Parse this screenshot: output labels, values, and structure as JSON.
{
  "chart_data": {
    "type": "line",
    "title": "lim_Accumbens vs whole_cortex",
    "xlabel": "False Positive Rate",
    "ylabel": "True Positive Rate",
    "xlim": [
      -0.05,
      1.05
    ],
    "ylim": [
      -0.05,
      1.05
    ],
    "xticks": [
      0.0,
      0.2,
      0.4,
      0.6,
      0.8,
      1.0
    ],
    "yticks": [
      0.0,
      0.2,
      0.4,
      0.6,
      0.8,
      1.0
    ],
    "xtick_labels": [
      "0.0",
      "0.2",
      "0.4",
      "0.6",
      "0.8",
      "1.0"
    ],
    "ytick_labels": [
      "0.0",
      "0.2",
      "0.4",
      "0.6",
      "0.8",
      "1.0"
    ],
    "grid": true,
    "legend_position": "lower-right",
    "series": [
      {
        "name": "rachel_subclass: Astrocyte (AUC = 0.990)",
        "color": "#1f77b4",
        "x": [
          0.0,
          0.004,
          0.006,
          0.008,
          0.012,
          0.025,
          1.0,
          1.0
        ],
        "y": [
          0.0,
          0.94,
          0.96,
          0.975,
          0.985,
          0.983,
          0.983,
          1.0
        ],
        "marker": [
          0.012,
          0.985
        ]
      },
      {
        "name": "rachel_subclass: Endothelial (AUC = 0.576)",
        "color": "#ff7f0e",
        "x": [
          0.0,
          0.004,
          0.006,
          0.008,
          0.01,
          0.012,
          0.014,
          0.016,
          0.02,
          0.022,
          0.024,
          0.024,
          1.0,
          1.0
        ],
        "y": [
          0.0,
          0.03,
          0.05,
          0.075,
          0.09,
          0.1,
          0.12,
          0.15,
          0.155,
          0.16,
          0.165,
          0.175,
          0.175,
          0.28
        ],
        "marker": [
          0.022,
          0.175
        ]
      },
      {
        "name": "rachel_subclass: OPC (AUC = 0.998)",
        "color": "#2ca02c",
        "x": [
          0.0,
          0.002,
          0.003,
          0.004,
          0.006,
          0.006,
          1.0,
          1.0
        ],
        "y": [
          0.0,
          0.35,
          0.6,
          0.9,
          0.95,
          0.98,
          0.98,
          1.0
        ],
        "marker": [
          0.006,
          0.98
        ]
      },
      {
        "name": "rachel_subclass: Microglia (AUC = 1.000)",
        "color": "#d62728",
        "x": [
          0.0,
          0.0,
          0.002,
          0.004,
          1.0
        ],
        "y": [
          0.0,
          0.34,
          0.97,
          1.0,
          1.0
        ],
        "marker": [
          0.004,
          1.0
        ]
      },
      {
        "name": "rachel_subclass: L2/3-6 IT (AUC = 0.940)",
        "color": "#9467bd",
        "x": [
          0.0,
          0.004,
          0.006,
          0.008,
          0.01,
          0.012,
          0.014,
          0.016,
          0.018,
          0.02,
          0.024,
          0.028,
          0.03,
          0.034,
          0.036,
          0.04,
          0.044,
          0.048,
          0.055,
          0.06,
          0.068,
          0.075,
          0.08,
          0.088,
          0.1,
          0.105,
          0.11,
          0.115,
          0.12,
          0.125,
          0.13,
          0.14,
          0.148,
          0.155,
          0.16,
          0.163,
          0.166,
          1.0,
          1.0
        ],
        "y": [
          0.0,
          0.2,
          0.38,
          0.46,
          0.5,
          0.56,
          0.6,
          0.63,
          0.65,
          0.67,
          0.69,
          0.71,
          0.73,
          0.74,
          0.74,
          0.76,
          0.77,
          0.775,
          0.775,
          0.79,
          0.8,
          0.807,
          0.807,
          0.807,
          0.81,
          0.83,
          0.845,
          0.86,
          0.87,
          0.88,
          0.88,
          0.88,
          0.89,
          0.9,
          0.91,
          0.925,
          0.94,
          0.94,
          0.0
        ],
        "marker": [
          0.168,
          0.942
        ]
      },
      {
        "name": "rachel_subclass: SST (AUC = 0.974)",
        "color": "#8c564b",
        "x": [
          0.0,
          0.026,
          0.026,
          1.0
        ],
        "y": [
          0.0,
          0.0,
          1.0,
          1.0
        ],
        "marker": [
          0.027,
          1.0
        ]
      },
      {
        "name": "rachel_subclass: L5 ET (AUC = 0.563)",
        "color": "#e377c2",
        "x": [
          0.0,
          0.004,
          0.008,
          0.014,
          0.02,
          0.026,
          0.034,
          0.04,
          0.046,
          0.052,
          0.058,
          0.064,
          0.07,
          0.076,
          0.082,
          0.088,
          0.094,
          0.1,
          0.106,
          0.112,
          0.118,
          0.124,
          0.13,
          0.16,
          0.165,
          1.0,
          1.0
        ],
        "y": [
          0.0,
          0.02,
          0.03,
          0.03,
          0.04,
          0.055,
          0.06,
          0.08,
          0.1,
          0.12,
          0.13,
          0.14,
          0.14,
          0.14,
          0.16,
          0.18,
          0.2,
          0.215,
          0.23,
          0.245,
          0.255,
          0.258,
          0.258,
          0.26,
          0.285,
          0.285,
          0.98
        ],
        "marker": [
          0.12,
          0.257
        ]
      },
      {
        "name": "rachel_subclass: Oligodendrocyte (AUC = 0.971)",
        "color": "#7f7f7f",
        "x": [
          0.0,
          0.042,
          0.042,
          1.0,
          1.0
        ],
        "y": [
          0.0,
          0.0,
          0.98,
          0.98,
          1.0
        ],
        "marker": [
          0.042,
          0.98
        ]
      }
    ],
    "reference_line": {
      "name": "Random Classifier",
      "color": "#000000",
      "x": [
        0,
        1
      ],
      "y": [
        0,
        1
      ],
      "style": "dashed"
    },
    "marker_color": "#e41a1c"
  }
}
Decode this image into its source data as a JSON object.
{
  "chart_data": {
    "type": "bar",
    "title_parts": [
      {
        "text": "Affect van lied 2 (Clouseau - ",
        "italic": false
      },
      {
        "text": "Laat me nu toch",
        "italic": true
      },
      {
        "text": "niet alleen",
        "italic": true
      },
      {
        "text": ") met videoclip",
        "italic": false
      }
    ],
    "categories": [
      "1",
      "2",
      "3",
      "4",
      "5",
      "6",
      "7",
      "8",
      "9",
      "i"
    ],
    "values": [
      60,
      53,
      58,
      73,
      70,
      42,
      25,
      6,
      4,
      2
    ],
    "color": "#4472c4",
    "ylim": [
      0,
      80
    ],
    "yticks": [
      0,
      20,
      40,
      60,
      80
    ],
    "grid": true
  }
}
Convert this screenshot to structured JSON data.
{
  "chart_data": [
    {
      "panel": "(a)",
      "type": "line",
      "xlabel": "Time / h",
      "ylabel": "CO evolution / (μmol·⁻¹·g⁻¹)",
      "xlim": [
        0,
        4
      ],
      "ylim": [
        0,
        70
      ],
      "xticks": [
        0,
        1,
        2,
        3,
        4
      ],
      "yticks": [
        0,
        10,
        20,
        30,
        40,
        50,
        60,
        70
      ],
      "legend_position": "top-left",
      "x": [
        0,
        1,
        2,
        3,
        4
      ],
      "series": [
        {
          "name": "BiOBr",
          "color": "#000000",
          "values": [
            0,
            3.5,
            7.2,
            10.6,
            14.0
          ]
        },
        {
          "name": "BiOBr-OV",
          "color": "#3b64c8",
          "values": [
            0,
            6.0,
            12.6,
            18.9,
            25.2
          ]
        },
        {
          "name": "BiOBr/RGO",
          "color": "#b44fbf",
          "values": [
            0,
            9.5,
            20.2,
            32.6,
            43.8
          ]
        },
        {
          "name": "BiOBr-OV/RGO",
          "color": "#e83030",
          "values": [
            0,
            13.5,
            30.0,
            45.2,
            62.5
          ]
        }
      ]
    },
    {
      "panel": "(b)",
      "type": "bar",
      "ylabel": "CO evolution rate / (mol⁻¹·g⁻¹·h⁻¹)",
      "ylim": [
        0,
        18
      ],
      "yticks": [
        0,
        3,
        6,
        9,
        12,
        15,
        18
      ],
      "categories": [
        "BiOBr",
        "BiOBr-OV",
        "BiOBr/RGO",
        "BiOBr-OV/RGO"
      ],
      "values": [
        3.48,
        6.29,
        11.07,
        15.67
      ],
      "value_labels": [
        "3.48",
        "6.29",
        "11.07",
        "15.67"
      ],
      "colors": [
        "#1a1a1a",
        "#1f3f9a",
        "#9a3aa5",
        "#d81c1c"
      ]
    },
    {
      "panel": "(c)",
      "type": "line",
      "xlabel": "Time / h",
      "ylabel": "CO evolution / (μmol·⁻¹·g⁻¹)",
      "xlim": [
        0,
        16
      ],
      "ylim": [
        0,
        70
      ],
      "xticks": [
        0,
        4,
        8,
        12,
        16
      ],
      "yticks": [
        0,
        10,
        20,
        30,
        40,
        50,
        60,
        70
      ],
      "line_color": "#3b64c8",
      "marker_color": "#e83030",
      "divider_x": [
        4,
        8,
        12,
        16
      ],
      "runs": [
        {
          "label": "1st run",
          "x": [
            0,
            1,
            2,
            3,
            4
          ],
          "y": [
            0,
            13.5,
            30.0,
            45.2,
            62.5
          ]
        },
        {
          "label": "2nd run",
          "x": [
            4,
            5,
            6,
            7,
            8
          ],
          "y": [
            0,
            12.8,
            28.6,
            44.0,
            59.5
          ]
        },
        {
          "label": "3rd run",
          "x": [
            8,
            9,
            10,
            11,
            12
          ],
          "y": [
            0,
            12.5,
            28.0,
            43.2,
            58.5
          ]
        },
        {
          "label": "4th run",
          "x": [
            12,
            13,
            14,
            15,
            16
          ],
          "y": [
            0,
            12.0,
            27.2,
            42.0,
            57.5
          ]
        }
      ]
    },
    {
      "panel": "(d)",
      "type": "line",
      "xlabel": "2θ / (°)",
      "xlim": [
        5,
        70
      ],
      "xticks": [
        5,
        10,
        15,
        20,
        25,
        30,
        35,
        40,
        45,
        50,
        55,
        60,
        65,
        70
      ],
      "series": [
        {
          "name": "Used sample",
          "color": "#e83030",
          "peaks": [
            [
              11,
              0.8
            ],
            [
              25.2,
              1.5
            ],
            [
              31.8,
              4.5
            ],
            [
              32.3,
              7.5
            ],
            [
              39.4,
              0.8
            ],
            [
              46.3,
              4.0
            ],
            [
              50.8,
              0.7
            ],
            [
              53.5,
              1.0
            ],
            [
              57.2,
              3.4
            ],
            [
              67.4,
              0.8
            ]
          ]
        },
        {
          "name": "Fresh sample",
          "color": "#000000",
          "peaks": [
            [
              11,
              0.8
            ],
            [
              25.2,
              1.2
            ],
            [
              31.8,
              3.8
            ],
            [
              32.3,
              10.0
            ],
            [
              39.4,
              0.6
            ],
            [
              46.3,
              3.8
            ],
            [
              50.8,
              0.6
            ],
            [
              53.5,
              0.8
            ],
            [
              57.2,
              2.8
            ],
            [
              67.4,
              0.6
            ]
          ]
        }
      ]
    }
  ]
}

■ **YOUR TASK**
Above are entries; state the number of lines among them that contain "Positive", and nothing else.

■ **COMPLETED TASK**
2